■ **DATA FOR THIS TASK**
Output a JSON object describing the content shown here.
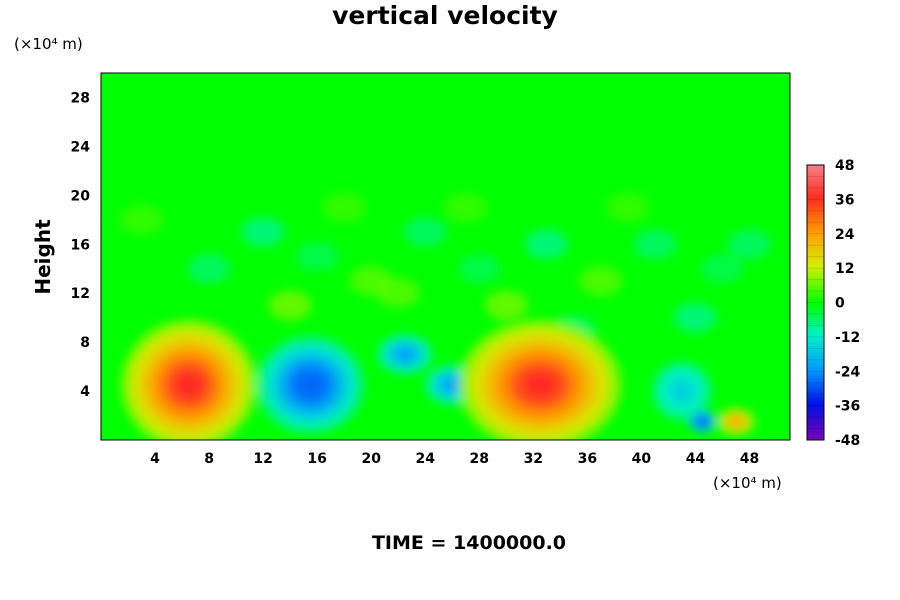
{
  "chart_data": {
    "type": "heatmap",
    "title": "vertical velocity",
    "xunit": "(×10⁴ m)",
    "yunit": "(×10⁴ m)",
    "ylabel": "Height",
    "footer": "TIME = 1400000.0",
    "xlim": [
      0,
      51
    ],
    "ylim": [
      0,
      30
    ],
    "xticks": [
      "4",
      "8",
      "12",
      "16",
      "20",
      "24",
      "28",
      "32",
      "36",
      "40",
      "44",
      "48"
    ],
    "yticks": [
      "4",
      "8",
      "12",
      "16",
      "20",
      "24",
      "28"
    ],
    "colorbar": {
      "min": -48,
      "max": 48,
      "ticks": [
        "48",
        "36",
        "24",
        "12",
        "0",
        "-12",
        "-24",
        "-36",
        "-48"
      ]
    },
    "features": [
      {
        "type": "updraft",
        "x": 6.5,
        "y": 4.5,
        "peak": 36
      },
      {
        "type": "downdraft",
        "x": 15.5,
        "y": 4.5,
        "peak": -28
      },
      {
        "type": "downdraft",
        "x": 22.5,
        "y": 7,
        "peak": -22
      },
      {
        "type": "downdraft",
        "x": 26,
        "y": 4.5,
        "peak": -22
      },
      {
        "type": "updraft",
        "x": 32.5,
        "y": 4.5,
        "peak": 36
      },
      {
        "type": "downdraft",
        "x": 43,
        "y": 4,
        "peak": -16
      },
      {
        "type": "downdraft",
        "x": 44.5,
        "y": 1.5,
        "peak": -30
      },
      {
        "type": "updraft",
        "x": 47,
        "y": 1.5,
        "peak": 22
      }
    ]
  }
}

--

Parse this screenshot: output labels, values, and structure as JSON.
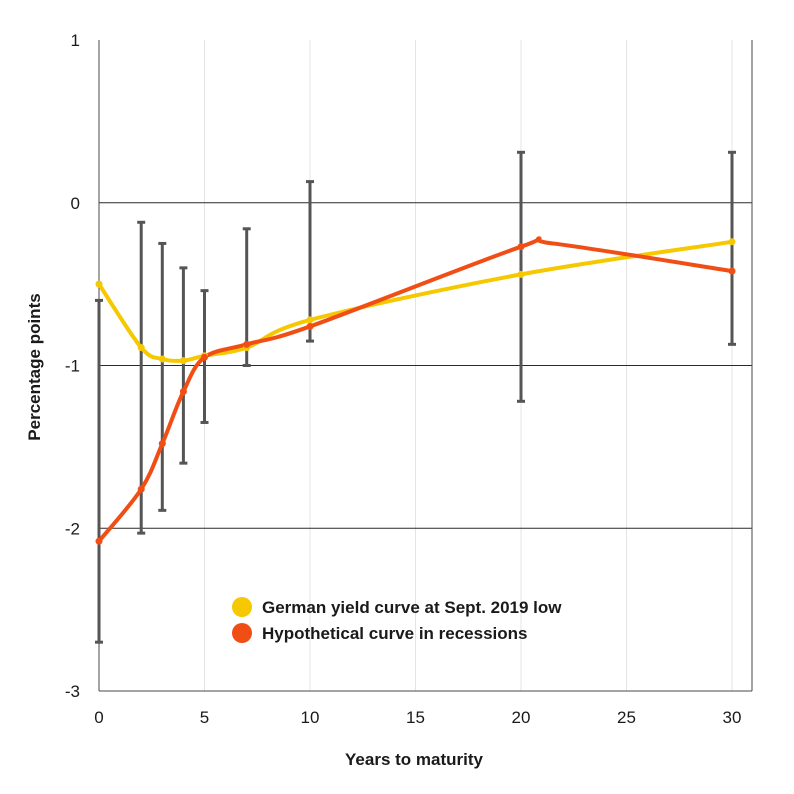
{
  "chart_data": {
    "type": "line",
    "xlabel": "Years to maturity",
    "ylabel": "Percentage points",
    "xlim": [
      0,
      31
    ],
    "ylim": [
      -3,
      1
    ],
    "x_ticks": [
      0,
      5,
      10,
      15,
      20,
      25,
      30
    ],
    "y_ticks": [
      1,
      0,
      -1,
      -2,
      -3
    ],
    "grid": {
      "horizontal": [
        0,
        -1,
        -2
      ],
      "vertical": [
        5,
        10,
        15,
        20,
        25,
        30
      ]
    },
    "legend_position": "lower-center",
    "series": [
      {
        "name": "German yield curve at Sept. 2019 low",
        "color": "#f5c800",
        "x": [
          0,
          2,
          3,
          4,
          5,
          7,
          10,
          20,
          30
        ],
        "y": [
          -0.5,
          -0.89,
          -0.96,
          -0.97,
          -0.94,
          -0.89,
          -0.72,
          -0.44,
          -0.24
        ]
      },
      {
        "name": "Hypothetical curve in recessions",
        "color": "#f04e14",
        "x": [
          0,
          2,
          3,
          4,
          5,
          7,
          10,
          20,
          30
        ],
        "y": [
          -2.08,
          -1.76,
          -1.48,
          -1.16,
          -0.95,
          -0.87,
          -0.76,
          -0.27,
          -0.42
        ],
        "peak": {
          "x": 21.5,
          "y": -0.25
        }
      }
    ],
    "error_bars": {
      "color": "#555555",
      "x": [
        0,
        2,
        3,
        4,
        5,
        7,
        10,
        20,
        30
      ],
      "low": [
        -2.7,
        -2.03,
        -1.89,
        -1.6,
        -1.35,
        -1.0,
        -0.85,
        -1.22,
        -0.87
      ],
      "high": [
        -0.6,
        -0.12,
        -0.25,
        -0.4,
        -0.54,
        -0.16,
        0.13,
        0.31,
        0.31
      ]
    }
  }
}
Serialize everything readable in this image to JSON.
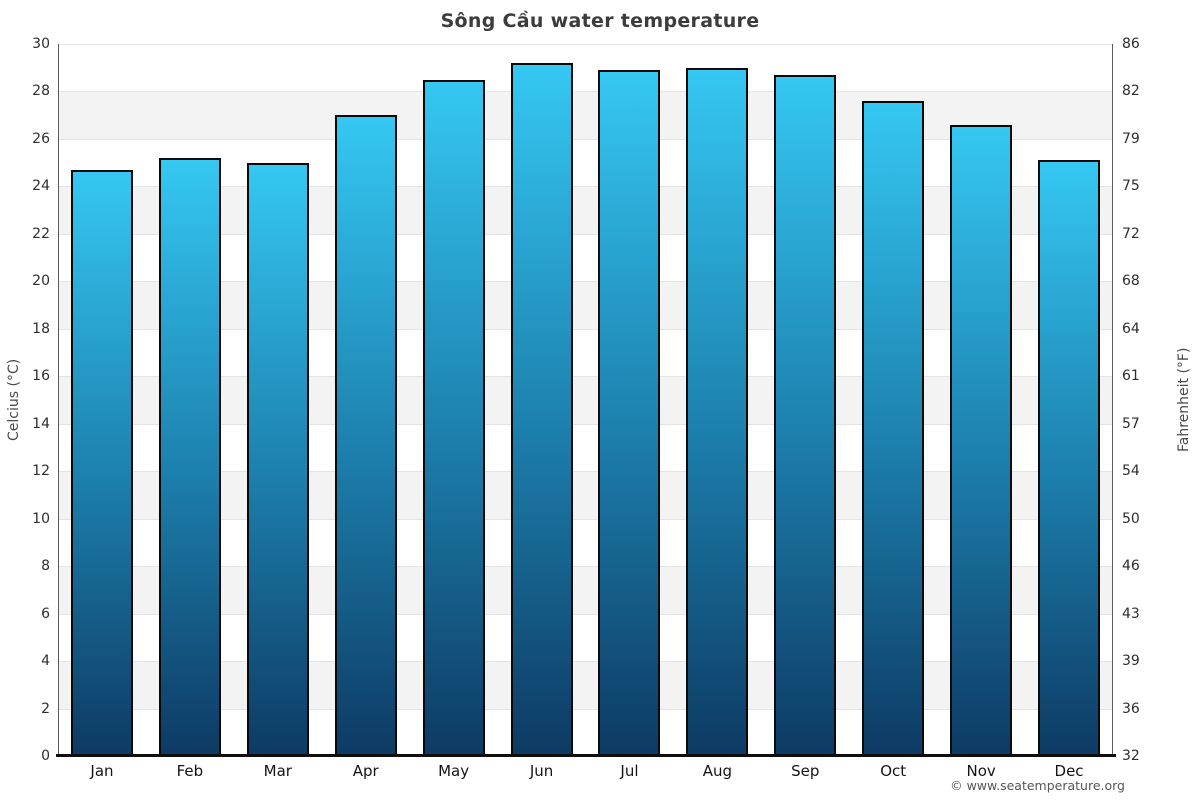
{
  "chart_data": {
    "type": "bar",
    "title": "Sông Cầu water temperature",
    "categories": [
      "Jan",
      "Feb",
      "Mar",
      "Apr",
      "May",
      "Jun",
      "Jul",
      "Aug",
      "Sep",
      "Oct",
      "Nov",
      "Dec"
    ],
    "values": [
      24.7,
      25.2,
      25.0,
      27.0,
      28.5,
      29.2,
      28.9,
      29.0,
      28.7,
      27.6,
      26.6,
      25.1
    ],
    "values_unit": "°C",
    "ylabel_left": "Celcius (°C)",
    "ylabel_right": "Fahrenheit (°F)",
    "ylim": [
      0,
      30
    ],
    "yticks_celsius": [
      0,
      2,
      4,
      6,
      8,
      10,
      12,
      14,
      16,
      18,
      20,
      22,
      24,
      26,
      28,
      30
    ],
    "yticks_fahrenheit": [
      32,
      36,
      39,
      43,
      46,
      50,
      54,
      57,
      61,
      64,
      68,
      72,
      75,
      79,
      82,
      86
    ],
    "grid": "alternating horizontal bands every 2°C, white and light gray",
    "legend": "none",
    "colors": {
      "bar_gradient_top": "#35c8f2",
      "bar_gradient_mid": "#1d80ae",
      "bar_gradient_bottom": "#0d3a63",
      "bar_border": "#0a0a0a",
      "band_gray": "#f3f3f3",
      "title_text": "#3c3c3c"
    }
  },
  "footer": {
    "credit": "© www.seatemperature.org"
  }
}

■ **THE PROBLEM**
Copy each line of the listing that contains the string "peak".

■ **ANSWER TO THE TASK**
        "peak": 36
        "peak": -28
        "peak": -22
        "peak": -22
        "peak": 36
        "peak": -16
        "peak": -30
        "peak": 22
        "peak": {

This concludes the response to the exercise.